**Job**
Determine how many lines carry the word "wear". Output that number only.

"""

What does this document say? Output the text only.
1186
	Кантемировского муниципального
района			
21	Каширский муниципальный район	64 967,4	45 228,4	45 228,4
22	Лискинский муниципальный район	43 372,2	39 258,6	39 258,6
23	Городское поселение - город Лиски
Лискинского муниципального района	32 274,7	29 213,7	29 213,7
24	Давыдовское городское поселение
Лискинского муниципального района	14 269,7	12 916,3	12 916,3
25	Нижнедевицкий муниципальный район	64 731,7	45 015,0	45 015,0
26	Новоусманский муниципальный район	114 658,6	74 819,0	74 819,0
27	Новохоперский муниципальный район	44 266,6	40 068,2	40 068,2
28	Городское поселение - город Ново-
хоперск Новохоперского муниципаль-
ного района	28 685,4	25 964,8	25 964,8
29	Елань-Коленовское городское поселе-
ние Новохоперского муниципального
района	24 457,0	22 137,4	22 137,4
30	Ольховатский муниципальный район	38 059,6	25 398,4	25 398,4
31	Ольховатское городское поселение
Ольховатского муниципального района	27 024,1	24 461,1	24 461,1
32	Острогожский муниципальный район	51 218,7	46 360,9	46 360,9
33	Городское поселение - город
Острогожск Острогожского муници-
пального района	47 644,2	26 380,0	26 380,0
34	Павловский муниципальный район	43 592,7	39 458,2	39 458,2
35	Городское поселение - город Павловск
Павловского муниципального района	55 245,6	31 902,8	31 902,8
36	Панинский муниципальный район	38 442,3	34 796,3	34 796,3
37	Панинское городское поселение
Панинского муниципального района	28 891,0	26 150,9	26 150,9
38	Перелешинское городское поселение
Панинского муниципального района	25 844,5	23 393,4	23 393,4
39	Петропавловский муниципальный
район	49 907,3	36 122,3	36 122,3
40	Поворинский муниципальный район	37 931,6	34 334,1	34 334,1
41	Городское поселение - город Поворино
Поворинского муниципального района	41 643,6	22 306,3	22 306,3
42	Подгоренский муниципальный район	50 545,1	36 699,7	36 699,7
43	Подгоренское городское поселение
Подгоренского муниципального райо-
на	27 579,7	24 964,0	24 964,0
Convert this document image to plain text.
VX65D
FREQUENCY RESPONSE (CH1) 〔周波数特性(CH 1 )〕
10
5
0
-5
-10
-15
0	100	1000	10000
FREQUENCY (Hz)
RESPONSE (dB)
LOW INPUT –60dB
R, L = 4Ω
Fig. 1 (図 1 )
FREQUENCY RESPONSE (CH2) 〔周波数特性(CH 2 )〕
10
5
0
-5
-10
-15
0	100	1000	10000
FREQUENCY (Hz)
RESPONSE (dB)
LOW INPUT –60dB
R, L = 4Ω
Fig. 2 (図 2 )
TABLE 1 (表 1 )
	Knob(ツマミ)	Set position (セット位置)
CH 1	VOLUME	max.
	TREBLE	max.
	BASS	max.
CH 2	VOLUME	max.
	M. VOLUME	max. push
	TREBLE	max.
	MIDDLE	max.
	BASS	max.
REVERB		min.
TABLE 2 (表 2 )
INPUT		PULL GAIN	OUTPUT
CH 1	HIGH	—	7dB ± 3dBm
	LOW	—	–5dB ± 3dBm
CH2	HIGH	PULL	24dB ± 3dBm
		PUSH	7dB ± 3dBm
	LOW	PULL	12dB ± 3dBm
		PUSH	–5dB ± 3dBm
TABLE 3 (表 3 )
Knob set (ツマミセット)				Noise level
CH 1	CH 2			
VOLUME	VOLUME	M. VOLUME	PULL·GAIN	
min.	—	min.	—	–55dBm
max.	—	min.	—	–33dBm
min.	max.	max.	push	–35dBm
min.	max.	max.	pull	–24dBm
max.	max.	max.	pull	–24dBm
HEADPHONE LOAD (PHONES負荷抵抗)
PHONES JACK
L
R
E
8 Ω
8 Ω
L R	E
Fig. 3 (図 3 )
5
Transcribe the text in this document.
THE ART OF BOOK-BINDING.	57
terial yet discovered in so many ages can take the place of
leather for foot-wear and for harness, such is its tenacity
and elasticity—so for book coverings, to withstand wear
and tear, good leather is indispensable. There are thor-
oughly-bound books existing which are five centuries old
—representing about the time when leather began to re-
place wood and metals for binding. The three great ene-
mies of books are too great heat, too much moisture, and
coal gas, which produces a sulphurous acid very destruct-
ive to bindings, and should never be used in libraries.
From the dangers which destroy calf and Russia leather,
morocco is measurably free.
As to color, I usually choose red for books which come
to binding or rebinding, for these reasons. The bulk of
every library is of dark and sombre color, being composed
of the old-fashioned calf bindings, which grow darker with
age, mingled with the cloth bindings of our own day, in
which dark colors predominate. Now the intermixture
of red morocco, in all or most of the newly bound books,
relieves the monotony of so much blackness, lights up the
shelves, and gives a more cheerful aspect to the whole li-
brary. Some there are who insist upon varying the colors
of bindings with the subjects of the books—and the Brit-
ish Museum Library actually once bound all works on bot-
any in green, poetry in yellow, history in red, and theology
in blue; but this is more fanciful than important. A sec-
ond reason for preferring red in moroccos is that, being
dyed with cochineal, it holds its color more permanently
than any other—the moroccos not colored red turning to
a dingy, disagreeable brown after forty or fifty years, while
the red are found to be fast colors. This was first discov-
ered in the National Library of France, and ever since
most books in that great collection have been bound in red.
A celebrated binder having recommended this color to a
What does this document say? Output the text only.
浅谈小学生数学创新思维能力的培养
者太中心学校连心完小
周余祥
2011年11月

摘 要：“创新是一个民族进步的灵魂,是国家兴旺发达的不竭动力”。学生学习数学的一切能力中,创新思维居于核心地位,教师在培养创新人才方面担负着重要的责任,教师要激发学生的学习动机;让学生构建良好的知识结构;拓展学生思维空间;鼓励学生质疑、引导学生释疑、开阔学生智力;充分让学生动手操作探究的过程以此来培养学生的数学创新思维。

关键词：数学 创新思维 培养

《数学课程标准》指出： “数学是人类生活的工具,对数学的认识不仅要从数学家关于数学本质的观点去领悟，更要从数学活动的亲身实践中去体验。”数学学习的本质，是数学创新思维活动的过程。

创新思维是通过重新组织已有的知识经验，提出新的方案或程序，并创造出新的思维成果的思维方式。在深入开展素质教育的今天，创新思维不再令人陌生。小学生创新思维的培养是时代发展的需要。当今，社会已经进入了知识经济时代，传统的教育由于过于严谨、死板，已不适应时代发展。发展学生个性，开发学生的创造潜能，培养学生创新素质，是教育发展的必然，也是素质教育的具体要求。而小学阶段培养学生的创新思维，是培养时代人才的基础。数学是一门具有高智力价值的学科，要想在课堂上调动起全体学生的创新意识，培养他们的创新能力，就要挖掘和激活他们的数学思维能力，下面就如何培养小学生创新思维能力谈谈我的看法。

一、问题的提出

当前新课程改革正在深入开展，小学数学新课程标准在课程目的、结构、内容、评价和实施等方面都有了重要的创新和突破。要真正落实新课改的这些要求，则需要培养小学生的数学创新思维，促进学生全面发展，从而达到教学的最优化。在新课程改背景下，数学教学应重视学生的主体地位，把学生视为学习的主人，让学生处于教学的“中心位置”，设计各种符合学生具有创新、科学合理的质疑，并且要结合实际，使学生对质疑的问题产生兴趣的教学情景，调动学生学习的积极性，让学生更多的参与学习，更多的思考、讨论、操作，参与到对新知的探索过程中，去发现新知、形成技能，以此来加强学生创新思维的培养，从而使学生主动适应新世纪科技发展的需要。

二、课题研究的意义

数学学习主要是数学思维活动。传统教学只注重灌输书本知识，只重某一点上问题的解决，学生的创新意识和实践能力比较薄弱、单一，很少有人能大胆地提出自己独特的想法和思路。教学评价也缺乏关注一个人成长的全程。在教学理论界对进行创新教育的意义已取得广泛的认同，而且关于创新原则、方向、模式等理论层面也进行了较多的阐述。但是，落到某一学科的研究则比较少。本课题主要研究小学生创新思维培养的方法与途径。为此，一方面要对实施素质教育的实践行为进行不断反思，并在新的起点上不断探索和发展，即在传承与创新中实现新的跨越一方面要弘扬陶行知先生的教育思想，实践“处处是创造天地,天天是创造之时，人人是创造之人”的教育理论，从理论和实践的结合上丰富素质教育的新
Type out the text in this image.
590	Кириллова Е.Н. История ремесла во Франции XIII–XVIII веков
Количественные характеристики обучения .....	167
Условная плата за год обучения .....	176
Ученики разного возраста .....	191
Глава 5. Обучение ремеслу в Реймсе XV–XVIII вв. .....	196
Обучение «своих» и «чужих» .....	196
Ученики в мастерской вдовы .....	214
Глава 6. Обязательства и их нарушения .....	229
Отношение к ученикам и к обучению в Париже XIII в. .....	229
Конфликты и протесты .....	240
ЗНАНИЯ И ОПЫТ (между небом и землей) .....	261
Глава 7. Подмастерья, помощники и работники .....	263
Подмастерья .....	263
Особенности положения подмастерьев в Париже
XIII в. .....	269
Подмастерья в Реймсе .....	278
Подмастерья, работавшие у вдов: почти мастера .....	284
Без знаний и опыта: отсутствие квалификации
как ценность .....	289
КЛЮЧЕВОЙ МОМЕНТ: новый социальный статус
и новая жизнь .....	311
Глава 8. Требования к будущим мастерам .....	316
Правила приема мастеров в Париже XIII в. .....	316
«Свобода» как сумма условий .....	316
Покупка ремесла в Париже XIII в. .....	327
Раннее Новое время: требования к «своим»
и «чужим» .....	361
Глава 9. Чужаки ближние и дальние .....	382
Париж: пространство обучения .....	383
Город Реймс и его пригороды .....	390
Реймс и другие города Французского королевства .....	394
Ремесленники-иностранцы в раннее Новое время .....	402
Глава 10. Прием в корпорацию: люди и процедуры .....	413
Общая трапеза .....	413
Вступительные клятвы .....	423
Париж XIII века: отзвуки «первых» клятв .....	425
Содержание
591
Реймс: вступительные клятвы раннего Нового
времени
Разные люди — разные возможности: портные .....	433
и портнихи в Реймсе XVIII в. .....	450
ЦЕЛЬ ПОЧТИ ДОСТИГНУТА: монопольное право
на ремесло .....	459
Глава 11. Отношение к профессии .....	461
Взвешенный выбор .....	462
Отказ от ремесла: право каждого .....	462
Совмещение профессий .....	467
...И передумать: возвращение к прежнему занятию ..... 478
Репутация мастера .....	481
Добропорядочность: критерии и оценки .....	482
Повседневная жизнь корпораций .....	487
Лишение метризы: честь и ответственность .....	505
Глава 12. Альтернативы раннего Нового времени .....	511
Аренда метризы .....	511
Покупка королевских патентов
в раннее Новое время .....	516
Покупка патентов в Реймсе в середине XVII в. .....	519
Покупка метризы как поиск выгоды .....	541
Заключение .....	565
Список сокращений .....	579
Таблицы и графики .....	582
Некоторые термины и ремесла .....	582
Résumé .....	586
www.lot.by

"""

**In response**
2